### [Text provided]
################
Articles By Ringers, For Ringers

The Negotiator

By Nicholas Barnard

I first started playing handbells when I was twelve. I joined The Miami Valley School’s Middle School Handbell Choir as a logical outgrowth of my vocal choir and theatre performances. I continued to play handbells through my senior year of high school with the exception of a misguided half-year break when AP Statistics and Handbells were scheduled for the same period, and I put academics before music. Halfway through my senior year, I switched to playing handbells, as I wasn’t able to focus on academics for other reasons and figured I should at least make beautiful music.

In college, I looked around a little for a handbell choir to play with, but I didn’t find one. Life happened, so I stopped looking. I moved to Seattle just over five years ago. After a year, I went visiting several Unitarian Universalist Churches. On my first visit to University Unitarian Church, I knew I had found a congregation that was a home for me. That evening I was browsing the website, and when I found that they had a handbell choir I practically woke up the whole building. I sent an email to the director, she replied, and I agreed to join the handbell choir that night.

After not touching a bell for over eight years, ringing as part of a choir was quite difficult and it hurt my brain. I was able to do every individual part of performing: how to ring a bell, how to read music, how to follow a director, how to listen to my fellow ringers, but doing them all at the same time was quite difficult. I stuck with it, and by the end of that year I once again felt that I knew what I was doing.
################
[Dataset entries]
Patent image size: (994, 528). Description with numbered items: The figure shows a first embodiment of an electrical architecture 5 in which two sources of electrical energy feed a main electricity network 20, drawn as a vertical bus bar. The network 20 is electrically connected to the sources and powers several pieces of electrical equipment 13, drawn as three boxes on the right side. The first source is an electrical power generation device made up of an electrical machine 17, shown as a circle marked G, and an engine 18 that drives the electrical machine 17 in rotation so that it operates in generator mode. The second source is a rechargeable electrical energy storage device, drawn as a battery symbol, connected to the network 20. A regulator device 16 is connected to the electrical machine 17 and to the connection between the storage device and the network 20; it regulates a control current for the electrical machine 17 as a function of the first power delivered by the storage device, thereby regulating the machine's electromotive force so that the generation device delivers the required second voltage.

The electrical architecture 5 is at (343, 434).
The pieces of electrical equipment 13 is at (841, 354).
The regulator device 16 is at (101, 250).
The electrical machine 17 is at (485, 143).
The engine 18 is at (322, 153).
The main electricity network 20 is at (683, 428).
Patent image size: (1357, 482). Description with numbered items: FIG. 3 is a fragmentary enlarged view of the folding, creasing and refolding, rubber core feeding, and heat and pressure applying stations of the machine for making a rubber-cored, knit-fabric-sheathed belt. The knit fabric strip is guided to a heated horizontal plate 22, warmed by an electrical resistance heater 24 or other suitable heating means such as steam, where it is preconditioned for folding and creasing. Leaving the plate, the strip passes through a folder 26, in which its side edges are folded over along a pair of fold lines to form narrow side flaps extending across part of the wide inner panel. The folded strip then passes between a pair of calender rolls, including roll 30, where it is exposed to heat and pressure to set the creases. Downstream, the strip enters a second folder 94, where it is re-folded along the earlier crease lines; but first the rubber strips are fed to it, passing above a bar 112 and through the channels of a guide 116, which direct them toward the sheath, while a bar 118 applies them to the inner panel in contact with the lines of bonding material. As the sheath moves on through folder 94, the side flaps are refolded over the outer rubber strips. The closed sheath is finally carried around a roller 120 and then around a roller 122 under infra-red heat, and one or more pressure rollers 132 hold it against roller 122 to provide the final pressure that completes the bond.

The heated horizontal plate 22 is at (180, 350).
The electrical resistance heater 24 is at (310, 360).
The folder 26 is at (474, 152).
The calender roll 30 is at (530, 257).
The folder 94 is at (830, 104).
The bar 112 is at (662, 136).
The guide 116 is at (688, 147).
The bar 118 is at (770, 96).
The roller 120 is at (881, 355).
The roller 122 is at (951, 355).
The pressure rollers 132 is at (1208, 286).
################
### [Written tasks]
a - Write out the part of the handbell essay starting with "After not touching" and going on through "I was doing.".
b - In the handbell essay, which individual parts of performing does the writer say they could do?
c - Proceed with the handbell essay, picking up right after its final sentence.

### [Answers in order]
a -
After not touching a bell for over eight years, ringing as part of a choir was quite difficult and it hurt my brain. I was able to do every individual part of performing: how to ring a bell, how to read music, how to follow a director, how to listen to my fellow ringers, but doing them all at the same time was quite difficult. I stuck with it, and by the end of that year I once again felt that I knew what I was doing.

b -
- How to ring a bell
- How to read music
- How to follow a director
- How to listen to fellow ringers

c -
Through my church handbell choir, I learned of a workshop on beginning ensemble skills offered by Nancy Kirkner, a Seattle handbell soloist. I found some of the beginning activities to be quite easy, so Nancy provided me with a few exercises that were a bit trickier. I continued to take Nancy’s classes, and I joined a group that she took to the Area 10 conference in 2010. I had an awesome conference experience and was thrilled by my first massed ringing experience!

Near the end of our rehearsal cycle for Area 10, I received an email from Kay Hessemer on behalf of herself and two other ringers from Nancy’s group inviting me to join a newly forming handbell quartet. I joined but was hesitant on spreading myself too thin. I still remember our first few weeks of rehearsals. I played the soprano position and walked out of rehearsal exhausted; my brain hurt, I felt discouraged, and I realized I couldn’t read music as well as I needed to.

 I took care of the music reading part by getting a music flashcard app for my iPhone. In my many years away from performing music, I lost the ability to look at a note and tell you what note it was. Through all of my handbell experience at church I simply had counted the notes from middle-C, the G of the treble clef, or the F of the bass clef. This worked in standard “Alluredian” assigned choirs where I played two to four notes for the whole piece, but it didn’t work for playing in a quartet, since by the time I counted up from the G everyone else was four measures past that note.

I realized later that I walked out of those initial rehearsals exhausted, because I was building new skills in my brain. I was used to weaving where I’d work through three or four bells, then I’d go back to ringing just two of them for a bit. Reading through a passage of notes, figuring out how to get my hands around the bells in time, and putting the bells back in place where they belong wasn’t something I had done yet. (Putting bells back in place also took my quartet mates a little while to figure out as well. As a result, we half seriously called ourselves “Bells Out of Order” for several months until we decided on the much more prosaic name “The Resonance Ringers”)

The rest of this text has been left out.